_Problem requirements_
Rewrite the stretch of lines from the one containing "I need the location" through the one containing "bar-value-label-유기상-1: 36.3% (12.09)", replacing "pollster" with "survey firm" and keeping everything else unchanged. Give only those lines, and leave out the pictures.

***** Dataset *****

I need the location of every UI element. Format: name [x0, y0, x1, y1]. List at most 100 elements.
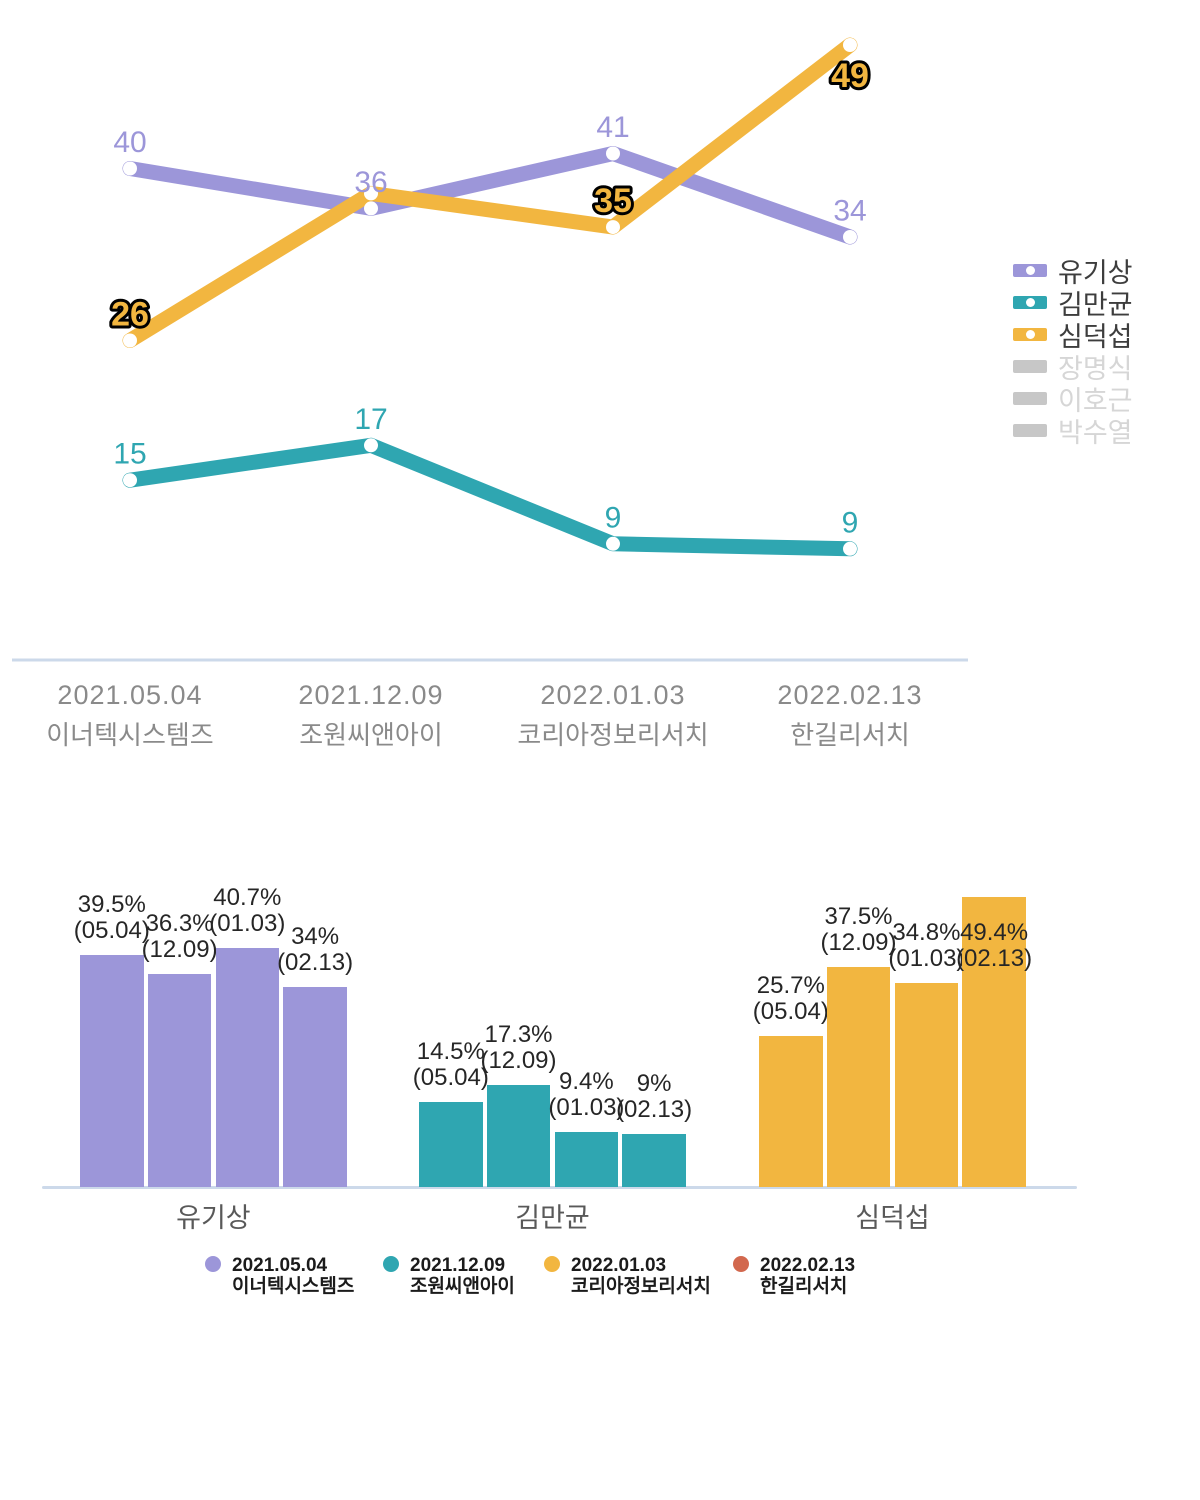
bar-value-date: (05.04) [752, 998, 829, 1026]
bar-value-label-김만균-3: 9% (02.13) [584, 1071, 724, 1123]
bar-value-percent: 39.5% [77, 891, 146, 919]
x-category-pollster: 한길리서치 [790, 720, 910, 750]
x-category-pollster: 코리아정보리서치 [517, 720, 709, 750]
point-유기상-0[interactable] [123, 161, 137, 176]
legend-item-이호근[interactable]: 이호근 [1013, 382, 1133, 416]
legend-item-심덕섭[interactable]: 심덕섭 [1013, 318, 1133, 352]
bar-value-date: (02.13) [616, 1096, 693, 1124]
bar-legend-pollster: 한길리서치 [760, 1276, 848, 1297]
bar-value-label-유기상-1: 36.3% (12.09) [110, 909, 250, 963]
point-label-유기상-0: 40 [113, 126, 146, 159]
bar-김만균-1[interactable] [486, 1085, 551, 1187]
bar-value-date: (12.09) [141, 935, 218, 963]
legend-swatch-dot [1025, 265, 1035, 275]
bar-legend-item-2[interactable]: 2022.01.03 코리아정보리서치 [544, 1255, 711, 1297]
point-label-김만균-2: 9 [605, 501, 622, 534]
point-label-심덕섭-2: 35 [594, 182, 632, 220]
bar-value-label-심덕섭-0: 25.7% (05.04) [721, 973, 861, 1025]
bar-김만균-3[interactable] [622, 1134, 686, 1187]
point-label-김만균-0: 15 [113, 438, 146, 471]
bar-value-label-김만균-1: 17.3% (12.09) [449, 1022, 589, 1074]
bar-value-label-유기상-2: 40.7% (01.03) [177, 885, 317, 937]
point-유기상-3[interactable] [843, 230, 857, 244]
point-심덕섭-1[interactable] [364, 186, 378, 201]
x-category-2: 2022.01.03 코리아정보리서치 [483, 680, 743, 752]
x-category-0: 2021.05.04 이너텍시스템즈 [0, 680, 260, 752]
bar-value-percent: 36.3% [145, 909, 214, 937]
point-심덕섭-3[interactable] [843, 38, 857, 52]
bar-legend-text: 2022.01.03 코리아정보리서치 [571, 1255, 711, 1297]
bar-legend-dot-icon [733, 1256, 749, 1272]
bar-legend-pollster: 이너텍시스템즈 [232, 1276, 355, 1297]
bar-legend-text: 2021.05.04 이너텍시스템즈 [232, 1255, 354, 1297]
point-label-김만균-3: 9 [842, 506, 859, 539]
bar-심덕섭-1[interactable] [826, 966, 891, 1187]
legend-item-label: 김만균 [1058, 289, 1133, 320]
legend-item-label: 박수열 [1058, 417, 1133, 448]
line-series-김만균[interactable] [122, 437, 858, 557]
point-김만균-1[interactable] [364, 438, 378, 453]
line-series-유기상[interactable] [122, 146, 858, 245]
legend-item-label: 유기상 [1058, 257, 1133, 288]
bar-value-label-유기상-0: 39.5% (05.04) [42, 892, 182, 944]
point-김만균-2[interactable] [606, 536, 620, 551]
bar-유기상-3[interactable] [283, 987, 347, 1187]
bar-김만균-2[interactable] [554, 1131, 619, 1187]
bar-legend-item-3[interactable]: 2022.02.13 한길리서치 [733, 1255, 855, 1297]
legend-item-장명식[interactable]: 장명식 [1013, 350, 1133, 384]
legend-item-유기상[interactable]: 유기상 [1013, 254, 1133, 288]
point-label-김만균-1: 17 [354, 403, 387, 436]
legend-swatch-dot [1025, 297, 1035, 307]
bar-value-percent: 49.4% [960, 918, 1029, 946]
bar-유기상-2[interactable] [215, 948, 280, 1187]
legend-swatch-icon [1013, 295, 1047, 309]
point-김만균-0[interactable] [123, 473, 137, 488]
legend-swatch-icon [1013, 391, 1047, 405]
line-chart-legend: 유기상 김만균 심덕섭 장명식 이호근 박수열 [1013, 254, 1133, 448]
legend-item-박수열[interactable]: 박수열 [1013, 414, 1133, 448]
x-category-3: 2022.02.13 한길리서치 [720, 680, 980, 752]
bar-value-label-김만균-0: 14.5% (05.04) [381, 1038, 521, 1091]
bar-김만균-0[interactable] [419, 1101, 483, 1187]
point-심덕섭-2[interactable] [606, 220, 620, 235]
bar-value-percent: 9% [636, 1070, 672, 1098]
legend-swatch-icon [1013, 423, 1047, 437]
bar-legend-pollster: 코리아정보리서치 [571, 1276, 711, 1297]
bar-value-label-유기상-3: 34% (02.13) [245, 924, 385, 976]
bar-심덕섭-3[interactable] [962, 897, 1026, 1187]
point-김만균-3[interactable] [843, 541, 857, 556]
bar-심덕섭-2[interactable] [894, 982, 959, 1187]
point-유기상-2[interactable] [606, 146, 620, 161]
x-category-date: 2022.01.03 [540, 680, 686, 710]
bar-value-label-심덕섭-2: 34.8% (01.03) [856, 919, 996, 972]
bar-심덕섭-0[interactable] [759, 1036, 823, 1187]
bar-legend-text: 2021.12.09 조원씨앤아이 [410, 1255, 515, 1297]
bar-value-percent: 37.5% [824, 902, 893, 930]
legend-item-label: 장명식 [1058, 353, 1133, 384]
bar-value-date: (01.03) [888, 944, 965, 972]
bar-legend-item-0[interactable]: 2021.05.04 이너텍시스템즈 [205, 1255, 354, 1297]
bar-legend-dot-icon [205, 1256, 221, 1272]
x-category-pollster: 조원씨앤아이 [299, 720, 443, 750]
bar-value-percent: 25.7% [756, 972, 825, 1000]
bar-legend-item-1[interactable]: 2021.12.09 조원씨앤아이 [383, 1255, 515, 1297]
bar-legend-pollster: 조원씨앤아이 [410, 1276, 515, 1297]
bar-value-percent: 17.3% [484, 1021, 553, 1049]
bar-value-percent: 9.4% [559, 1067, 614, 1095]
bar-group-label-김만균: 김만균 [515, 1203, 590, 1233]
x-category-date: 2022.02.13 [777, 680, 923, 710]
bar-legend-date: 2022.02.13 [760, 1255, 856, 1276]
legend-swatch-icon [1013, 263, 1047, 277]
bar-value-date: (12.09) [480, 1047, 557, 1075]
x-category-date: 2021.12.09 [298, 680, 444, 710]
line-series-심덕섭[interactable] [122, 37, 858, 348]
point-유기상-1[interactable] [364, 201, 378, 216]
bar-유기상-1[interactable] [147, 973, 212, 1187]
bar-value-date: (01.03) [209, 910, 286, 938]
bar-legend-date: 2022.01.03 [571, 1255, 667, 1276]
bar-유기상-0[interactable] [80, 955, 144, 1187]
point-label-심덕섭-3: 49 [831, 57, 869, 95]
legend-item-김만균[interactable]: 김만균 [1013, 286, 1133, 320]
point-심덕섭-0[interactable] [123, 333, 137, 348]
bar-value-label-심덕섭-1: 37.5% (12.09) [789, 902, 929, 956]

*****
***** Dataset *****

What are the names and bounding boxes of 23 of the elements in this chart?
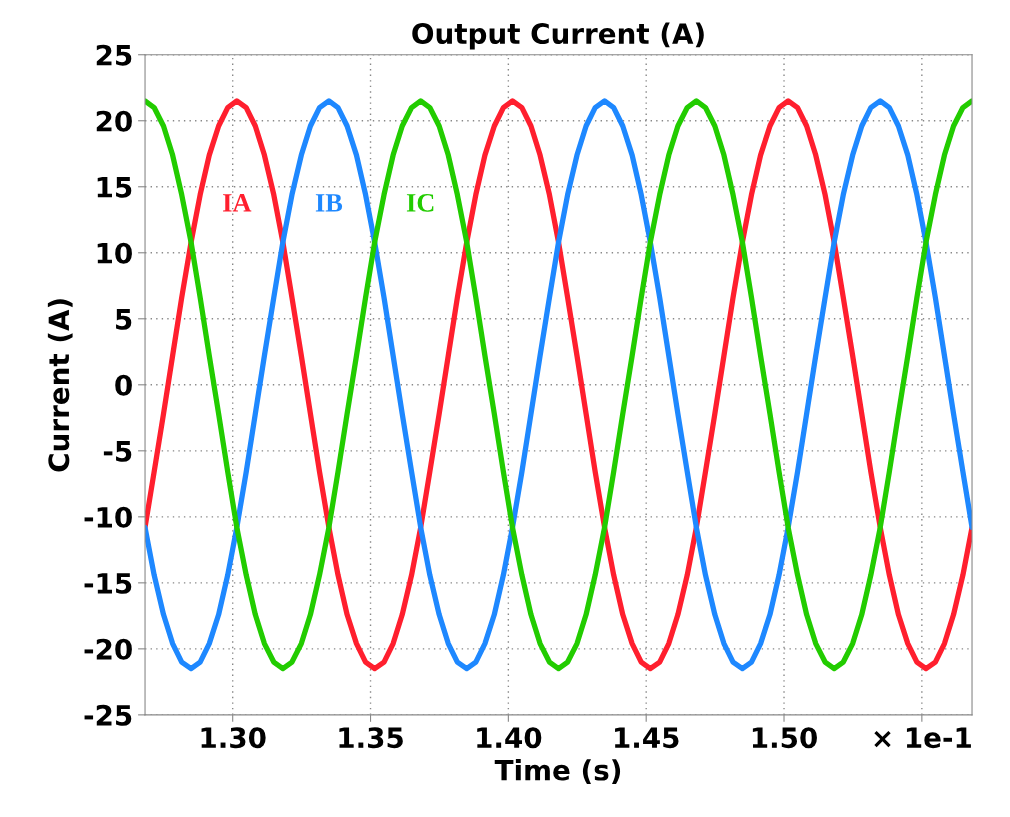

*****

_Exercise answer_
I need the location of every UI element. Format: name [x0, y0, x1, y1]. List at most 100 elements.
bar-value-date: (05.04) [752, 998, 829, 1026]
bar-value-label-김만균-3: 9% (02.13) [584, 1071, 724, 1123]
bar-value-percent: 39.5% [77, 891, 146, 919]
x-category-survey firm: 한길리서치 [790, 720, 910, 750]
x-category-survey firm: 코리아정보리서치 [517, 720, 709, 750]
point-유기상-0[interactable] [123, 161, 137, 176]
legend-item-이호근[interactable]: 이호근 [1013, 382, 1133, 416]
legend-item-심덕섭[interactable]: 심덕섭 [1013, 318, 1133, 352]
bar-value-date: (02.13) [616, 1096, 693, 1124]
bar-legend-survey firm: 한길리서치 [760, 1276, 848, 1297]
bar-value-label-유기상-1: 36.3% (12.09) [110, 909, 250, 963]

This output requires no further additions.